#### Information supplied

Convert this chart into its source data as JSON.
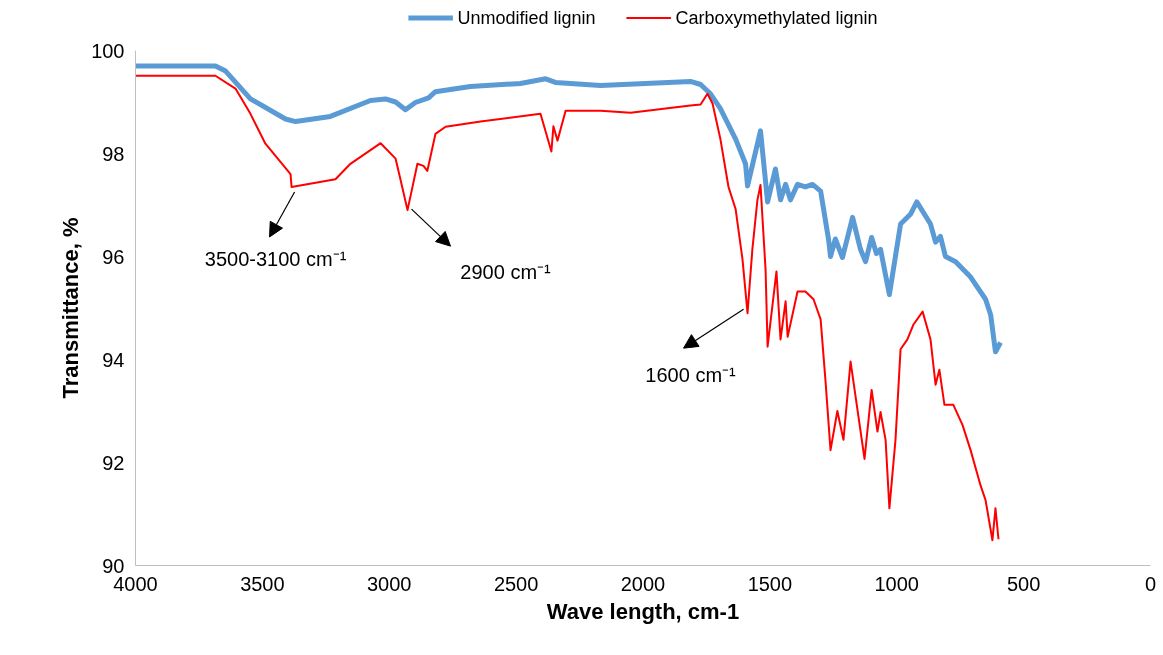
{
  "chart_data": {
    "type": "line",
    "xlabel": "Wave length, cm-1",
    "ylabel": "Transmittance, %",
    "xlim": [
      4000,
      0
    ],
    "ylim": [
      90,
      100
    ],
    "xticks": [
      4000,
      3500,
      3000,
      2500,
      2000,
      1500,
      1000,
      500,
      0
    ],
    "yticks": [
      90,
      92,
      94,
      96,
      98,
      100
    ],
    "grid": false,
    "legend": "top",
    "series": [
      {
        "name": "Unmodified lignin",
        "color": "#5b9bd5",
        "x": [
          4000,
          3901,
          3685,
          3645,
          3547,
          3409,
          3369,
          3232,
          3074,
          3015,
          2975,
          2936,
          2897,
          2845,
          2818,
          2680,
          2483,
          2384,
          2345,
          2167,
          1813,
          1773,
          1734,
          1695,
          1635,
          1596,
          1588,
          1537,
          1509,
          1478,
          1458,
          1438,
          1419,
          1391,
          1360,
          1332,
          1300,
          1269,
          1261,
          1242,
          1214,
          1174,
          1143,
          1123,
          1099,
          1080,
          1064,
          1029,
          985,
          946,
          921,
          867,
          847,
          828,
          808,
          768,
          709,
          650,
          630,
          611,
          591
        ],
        "values": [
          99.7,
          99.7,
          99.7,
          99.6,
          99.06,
          98.67,
          98.62,
          98.72,
          99.03,
          99.06,
          99.0,
          98.85,
          98.99,
          99.08,
          99.2,
          99.3,
          99.36,
          99.45,
          99.38,
          99.32,
          99.4,
          99.34,
          99.16,
          98.87,
          98.28,
          97.8,
          97.37,
          98.44,
          97.06,
          97.7,
          97.1,
          97.4,
          97.1,
          97.4,
          97.35,
          97.4,
          97.27,
          96.34,
          96.0,
          96.34,
          95.98,
          96.76,
          96.14,
          95.9,
          96.37,
          96.06,
          96.14,
          95.26,
          96.63,
          96.82,
          97.06,
          96.63,
          96.28,
          96.39,
          96.0,
          95.9,
          95.6,
          95.17,
          94.87,
          94.15,
          94.33
        ]
      },
      {
        "name": "Carboxymethylated lignin",
        "color": "#ff0000",
        "x": [
          4000,
          3685,
          3606,
          3547,
          3488,
          3389,
          3385,
          3212,
          3153,
          3034,
          2975,
          2956,
          2928,
          2889,
          2865,
          2850,
          2818,
          2778,
          2640,
          2404,
          2361,
          2353,
          2337,
          2305,
          2167,
          2049,
          1813,
          1773,
          1746,
          1726,
          1695,
          1663,
          1635,
          1608,
          1588,
          1569,
          1549,
          1537,
          1517,
          1509,
          1474,
          1458,
          1438,
          1430,
          1391,
          1360,
          1328,
          1300,
          1281,
          1261,
          1234,
          1210,
          1182,
          1127,
          1099,
          1076,
          1064,
          1044,
          1029,
          1005,
          985,
          958,
          934,
          898,
          867,
          847,
          832,
          812,
          777,
          741,
          709,
          670,
          650,
          623,
          611,
          599
        ],
        "values": [
          99.51,
          99.51,
          99.26,
          98.77,
          98.19,
          97.6,
          97.35,
          97.5,
          97.8,
          98.2,
          97.9,
          97.5,
          96.9,
          97.8,
          97.76,
          97.66,
          98.38,
          98.52,
          98.62,
          98.77,
          98.04,
          98.53,
          98.25,
          98.83,
          98.83,
          98.79,
          98.93,
          98.95,
          99.16,
          98.97,
          98.28,
          97.35,
          96.92,
          95.95,
          94.9,
          96.14,
          97.1,
          97.39,
          95.75,
          94.25,
          95.71,
          94.39,
          95.13,
          94.44,
          95.32,
          95.32,
          95.17,
          94.78,
          93.6,
          92.24,
          93.0,
          92.44,
          93.96,
          92.07,
          93.41,
          92.6,
          92.98,
          92.44,
          91.11,
          92.44,
          94.2,
          94.39,
          94.68,
          94.93,
          94.39,
          93.51,
          93.8,
          93.12,
          93.12,
          92.73,
          92.24,
          91.56,
          91.27,
          90.49,
          91.11,
          90.51
        ]
      }
    ],
    "annotations": [
      {
        "text": "3500-3100 cm⁻¹",
        "x": 3385,
        "y": 97.35
      },
      {
        "text": "2900 cm⁻¹",
        "x": 2928,
        "y": 96.9
      },
      {
        "text": "1600 cm⁻¹",
        "x": 1588,
        "y": 94.9
      }
    ]
  }
}
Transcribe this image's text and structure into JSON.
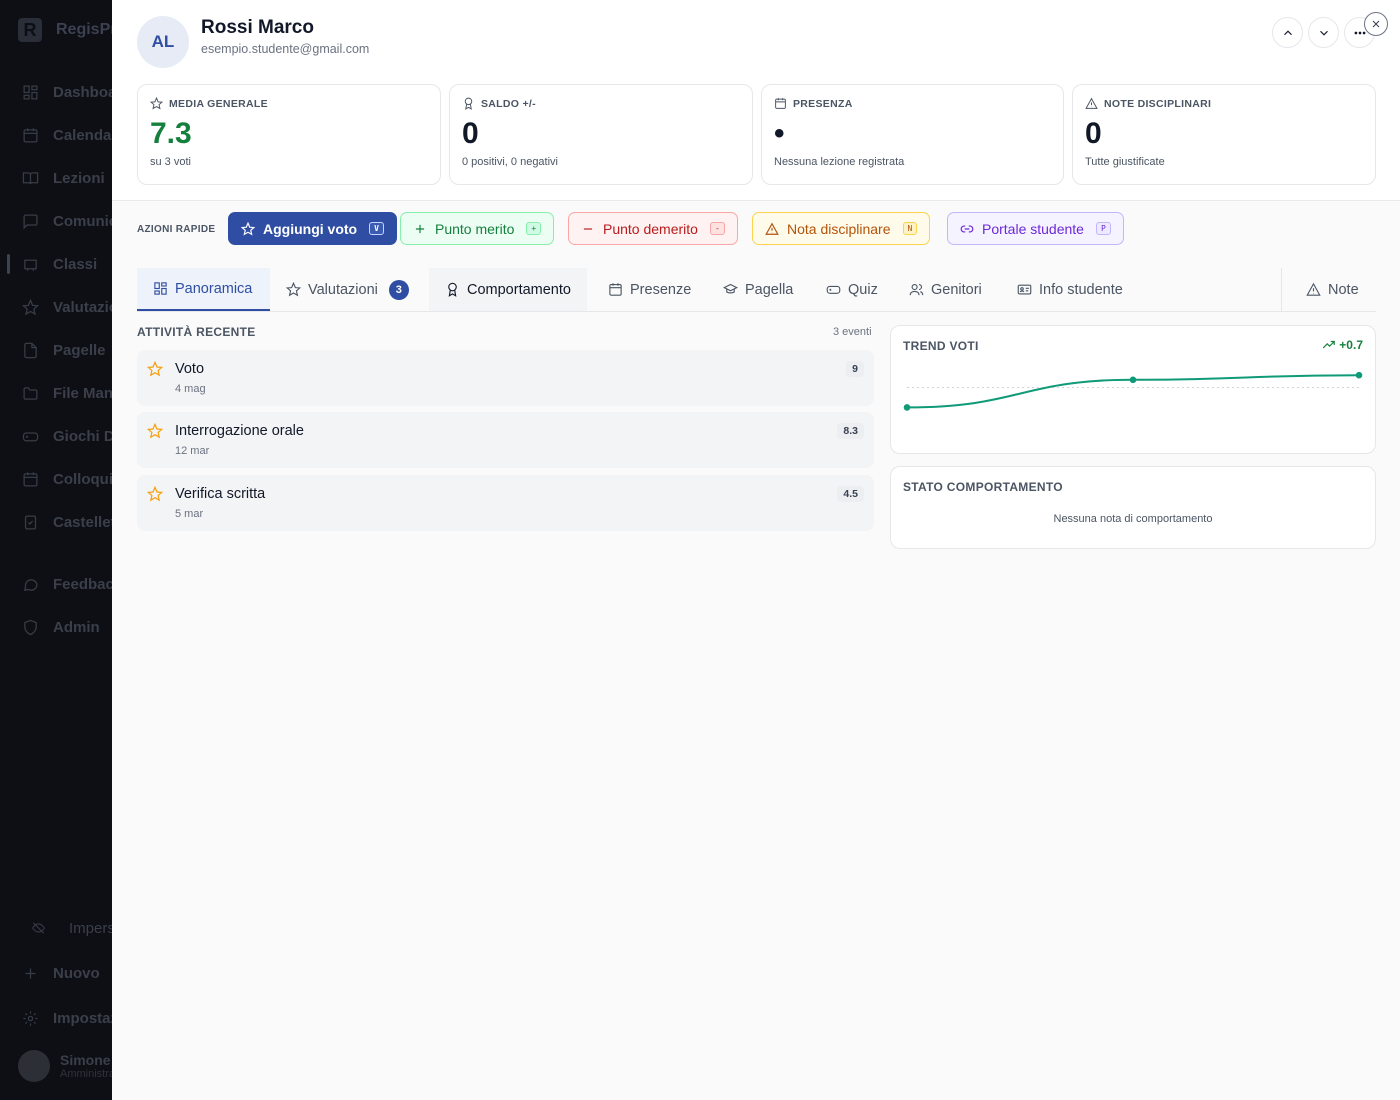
{
  "sidebar": {
    "brand": "RegisPr",
    "items": [
      {
        "label": "Dashboard",
        "icon": "dashboard-icon"
      },
      {
        "label": "Calendario",
        "icon": "calendar-icon"
      },
      {
        "label": "Lezioni",
        "icon": "book-icon"
      },
      {
        "label": "Comunicazioni",
        "icon": "message-icon"
      },
      {
        "label": "Classi",
        "icon": "class-icon"
      },
      {
        "label": "Valutazioni",
        "icon": "star-icon"
      },
      {
        "label": "Pagelle",
        "icon": "report-icon"
      },
      {
        "label": "File Manager",
        "icon": "folder-icon"
      },
      {
        "label": "Giochi Didattici",
        "icon": "gamepad-icon"
      },
      {
        "label": "Colloqui",
        "icon": "meeting-icon"
      },
      {
        "label": "Castelletto",
        "icon": "clipboard-icon"
      },
      {
        "label": "Feedback",
        "icon": "feedback-icon"
      },
      {
        "label": "Admin",
        "icon": "shield-icon"
      }
    ],
    "bottom": [
      {
        "label": "Impersona",
        "icon": "eye-off-icon"
      },
      {
        "label": "Nuovo",
        "icon": "plus-icon"
      },
      {
        "label": "Impostazioni",
        "icon": "gear-icon"
      }
    ],
    "user": {
      "name": "Simone",
      "role": "Amministratore"
    }
  },
  "student": {
    "initials": "AL",
    "name": "Rossi Marco",
    "email": "esempio.studente@gmail.com"
  },
  "stats": [
    {
      "label": "MEDIA GENERALE",
      "value": "7.3",
      "sub": "su 3 voti",
      "icon": "star-icon",
      "color": "#15803d"
    },
    {
      "label": "SALDO +/-",
      "value": "0",
      "sub": "0 positivi, 0 negativi",
      "icon": "award-icon",
      "color": "#111827"
    },
    {
      "label": "PRESENZA",
      "value": "•",
      "sub": "Nessuna lezione registrata",
      "icon": "calendar-icon",
      "color": "#111827"
    },
    {
      "label": "NOTE DISCIPLINARI",
      "value": "0",
      "sub": "Tutte giustificate",
      "icon": "warning-icon",
      "color": "#111827"
    }
  ],
  "quick_actions": {
    "label": "AZIONI RAPIDE",
    "buttons": [
      {
        "label": "Aggiungi voto",
        "key": "V",
        "icon": "star-icon"
      },
      {
        "label": "Punto merito",
        "key": "+",
        "icon": "plus-icon"
      },
      {
        "label": "Punto demerito",
        "key": "-",
        "icon": "minus-icon"
      },
      {
        "label": "Nota disciplinare",
        "key": "N",
        "icon": "warning-icon"
      },
      {
        "label": "Portale studente",
        "key": "P",
        "icon": "link-icon"
      }
    ]
  },
  "tabs": [
    {
      "label": "Panoramica",
      "icon": "grid-icon",
      "active": true
    },
    {
      "label": "Valutazioni",
      "icon": "star-icon",
      "badge": "3"
    },
    {
      "label": "Comportamento",
      "icon": "award-icon"
    },
    {
      "label": "Presenze",
      "icon": "calendar-icon"
    },
    {
      "label": "Pagella",
      "icon": "graduation-cap-icon"
    },
    {
      "label": "Quiz",
      "icon": "gamepad-icon"
    },
    {
      "label": "Genitori",
      "icon": "users-icon"
    },
    {
      "label": "Info studente",
      "icon": "id-card-icon"
    },
    {
      "label": "Note",
      "icon": "warning-icon"
    }
  ],
  "activity": {
    "title": "ATTIVITÀ RECENTE",
    "count": "3 eventi",
    "items": [
      {
        "title": "Voto",
        "date": "4 mag",
        "value": "9"
      },
      {
        "title": "Interrogazione orale",
        "date": "12 mar",
        "value": "8.3"
      },
      {
        "title": "Verifica scritta",
        "date": "5 mar",
        "value": "4.5"
      }
    ]
  },
  "trend": {
    "title": "TREND VOTI",
    "delta": "+0.7",
    "line_color": "#0f9a78"
  },
  "chart_data": {
    "type": "line",
    "x": [
      "5 mar",
      "12 mar",
      "4 mag"
    ],
    "series": [
      {
        "values": [
          6.6,
          7.2,
          7.3
        ]
      }
    ],
    "grid": false
  },
  "behavior": {
    "title": "STATO COMPORTAMENTO",
    "empty": "Nessuna nota di comportamento"
  }
}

########

> **Problem details**
Using the entries above, find all lines with "Valutazioni". Copy them.

> **Reply to the task**
        "label": "Valutazioni",
      "label": "Valutazioni",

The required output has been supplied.